## The request
Count the lines in the entries below that contain the string "record", treating uppercase and lowercase as different, and give only the number.

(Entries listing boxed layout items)
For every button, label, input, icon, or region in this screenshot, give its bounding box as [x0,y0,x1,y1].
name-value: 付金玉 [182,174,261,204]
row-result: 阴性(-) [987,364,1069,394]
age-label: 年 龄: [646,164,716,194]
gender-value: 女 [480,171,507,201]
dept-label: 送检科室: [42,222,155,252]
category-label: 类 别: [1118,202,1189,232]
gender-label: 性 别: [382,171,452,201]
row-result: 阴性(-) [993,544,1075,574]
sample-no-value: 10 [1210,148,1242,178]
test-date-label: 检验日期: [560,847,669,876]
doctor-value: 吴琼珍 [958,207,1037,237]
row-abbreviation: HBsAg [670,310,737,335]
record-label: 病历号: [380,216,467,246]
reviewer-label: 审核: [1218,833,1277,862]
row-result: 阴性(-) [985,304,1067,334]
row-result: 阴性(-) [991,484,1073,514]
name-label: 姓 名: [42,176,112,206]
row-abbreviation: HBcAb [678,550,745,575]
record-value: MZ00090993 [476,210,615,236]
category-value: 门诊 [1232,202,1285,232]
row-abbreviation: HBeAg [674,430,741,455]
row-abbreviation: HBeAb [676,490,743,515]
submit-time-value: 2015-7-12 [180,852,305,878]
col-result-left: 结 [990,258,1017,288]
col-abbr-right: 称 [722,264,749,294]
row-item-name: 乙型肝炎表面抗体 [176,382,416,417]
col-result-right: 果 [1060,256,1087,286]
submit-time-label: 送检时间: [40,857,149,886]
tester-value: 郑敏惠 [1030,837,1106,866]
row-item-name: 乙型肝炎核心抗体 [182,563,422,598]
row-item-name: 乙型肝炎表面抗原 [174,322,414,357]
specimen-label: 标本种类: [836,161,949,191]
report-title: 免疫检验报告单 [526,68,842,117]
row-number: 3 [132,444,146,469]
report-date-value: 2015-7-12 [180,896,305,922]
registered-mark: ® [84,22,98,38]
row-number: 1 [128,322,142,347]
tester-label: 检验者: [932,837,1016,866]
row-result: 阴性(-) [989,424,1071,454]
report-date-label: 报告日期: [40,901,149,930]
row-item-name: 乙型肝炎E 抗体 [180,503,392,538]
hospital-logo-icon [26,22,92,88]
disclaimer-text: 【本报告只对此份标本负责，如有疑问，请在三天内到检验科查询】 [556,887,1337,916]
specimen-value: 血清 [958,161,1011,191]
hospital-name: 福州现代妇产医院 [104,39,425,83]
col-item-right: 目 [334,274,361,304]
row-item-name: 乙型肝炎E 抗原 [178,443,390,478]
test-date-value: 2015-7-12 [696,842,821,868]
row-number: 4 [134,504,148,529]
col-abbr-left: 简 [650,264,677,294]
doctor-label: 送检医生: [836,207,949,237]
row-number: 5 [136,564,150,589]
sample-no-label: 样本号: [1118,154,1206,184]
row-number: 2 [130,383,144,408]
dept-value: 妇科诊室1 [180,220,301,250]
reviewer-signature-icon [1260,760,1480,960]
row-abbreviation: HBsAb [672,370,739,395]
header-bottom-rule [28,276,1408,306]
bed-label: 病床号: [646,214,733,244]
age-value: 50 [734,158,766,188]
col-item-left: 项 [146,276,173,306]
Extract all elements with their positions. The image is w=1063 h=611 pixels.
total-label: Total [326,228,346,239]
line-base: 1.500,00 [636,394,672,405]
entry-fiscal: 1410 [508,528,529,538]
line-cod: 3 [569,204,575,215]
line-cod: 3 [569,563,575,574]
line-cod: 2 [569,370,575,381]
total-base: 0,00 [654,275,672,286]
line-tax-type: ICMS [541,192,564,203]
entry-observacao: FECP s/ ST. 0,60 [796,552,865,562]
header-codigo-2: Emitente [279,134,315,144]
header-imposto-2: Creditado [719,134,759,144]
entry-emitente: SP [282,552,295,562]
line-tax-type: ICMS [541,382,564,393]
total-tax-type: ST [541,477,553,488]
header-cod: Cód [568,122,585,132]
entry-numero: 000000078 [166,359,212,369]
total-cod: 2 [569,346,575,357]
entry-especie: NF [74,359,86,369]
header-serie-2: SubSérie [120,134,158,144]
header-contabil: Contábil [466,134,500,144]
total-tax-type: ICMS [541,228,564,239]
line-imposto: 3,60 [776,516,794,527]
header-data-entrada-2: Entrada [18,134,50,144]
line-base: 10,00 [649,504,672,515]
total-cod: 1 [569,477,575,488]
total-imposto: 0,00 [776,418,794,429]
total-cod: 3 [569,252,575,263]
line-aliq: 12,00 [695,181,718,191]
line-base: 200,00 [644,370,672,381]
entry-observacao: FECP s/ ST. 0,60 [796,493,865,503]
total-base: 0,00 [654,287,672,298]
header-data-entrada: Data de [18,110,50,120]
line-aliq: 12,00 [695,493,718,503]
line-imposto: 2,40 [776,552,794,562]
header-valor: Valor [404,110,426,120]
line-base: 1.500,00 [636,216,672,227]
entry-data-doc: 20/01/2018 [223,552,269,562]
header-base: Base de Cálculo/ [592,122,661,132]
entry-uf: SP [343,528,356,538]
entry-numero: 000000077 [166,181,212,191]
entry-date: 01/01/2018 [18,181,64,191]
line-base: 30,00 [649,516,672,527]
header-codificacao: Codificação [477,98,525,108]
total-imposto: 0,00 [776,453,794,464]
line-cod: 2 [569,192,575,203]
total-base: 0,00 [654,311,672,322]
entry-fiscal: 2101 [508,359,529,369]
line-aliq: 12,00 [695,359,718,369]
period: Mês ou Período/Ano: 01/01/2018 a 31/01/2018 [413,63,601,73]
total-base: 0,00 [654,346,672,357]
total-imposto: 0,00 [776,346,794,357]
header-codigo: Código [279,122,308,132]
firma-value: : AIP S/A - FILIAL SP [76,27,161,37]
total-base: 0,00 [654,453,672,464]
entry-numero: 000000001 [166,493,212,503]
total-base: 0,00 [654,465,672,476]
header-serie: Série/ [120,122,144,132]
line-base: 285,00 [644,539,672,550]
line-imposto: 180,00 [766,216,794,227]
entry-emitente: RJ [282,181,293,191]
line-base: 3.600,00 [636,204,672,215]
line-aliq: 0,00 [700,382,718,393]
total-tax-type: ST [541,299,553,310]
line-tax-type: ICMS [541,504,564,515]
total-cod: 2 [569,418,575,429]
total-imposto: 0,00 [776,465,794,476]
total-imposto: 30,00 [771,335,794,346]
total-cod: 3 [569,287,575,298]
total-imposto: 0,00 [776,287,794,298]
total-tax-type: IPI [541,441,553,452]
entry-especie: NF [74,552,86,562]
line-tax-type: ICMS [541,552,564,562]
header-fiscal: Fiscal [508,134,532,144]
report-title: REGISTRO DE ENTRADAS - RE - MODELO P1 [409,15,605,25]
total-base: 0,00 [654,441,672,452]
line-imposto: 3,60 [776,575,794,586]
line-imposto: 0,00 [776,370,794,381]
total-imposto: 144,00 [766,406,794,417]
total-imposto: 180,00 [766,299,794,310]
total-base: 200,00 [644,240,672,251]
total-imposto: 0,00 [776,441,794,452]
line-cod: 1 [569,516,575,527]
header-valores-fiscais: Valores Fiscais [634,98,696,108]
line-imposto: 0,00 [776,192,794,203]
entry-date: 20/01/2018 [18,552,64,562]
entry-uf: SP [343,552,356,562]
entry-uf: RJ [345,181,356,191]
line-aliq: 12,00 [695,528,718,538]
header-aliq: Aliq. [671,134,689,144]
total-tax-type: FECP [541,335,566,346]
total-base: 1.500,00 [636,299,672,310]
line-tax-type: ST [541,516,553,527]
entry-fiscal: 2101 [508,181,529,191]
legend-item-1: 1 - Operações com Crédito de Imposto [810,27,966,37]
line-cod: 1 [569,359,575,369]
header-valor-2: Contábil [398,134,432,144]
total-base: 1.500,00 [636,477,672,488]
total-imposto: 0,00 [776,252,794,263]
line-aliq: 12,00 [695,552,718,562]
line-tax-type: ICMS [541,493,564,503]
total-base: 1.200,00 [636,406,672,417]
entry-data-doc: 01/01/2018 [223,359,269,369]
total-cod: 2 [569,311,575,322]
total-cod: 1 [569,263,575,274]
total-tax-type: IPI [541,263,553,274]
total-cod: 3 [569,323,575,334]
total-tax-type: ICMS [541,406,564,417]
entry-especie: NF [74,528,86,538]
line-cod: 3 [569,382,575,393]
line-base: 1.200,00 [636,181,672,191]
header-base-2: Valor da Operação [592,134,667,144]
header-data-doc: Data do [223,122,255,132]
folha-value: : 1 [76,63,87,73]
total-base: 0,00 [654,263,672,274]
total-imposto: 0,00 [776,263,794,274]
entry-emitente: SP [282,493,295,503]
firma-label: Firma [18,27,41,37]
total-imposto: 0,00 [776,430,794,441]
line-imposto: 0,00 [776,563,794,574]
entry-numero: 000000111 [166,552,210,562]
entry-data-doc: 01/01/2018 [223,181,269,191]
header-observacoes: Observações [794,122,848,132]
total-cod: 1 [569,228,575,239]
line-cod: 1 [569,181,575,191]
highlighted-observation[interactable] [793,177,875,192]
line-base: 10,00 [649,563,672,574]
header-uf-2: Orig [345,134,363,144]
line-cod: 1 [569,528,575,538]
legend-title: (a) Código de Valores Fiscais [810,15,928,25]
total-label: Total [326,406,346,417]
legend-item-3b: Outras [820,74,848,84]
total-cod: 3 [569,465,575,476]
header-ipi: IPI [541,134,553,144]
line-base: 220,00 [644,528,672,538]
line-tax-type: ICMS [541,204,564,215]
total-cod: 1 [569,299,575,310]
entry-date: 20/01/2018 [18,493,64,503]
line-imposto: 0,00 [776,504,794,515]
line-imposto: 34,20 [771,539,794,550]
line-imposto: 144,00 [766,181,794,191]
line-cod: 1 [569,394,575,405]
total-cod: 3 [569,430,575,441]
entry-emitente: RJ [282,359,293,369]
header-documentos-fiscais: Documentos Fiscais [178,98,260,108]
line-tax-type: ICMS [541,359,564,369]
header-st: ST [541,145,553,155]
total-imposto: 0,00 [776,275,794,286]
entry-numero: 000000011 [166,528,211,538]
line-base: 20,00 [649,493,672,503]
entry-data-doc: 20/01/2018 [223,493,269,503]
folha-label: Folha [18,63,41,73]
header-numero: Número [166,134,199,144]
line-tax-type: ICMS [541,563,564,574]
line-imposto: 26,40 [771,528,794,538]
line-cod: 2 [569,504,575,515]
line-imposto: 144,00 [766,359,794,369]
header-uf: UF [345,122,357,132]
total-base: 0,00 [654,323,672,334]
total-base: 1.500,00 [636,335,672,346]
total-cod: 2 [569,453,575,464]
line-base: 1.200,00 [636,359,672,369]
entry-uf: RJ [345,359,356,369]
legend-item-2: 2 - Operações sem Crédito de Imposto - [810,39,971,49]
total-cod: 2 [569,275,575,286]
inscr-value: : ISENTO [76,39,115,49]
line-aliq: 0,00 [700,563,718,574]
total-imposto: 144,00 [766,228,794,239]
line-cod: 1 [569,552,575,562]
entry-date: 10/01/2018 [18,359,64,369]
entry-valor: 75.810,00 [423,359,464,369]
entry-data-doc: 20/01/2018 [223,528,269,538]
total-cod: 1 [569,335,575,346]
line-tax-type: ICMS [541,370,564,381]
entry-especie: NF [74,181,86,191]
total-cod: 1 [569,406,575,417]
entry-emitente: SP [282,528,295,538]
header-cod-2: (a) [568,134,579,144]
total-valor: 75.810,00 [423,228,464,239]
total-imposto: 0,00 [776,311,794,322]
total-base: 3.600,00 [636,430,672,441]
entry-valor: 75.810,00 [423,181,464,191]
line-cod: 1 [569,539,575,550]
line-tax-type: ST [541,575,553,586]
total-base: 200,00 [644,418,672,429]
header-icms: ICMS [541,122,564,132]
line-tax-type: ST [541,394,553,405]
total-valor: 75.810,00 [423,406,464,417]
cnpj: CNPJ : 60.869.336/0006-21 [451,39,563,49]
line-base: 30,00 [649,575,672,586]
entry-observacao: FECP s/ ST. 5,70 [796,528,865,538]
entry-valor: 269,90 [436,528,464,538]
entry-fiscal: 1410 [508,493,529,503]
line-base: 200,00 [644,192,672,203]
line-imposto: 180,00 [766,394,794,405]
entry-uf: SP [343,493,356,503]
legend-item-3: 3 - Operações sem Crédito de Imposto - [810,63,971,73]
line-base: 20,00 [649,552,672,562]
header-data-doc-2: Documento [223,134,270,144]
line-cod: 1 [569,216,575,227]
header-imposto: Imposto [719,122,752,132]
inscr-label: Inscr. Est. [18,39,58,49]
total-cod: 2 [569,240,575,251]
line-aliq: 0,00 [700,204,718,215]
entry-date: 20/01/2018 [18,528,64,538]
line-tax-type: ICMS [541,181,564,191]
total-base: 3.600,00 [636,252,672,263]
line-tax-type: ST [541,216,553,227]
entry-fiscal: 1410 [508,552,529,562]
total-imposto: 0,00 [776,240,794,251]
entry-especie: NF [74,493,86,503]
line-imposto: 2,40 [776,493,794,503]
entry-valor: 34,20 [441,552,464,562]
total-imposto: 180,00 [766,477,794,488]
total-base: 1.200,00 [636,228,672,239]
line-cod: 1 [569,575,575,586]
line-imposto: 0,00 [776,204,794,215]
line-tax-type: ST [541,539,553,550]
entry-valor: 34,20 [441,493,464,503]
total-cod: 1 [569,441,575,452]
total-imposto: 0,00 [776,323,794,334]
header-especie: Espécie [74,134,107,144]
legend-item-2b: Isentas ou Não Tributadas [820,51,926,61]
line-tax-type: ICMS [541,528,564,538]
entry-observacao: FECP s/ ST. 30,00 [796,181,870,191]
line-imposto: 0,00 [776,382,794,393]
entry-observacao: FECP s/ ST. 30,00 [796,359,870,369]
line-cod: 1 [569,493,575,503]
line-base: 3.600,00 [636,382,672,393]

## Exercise result
2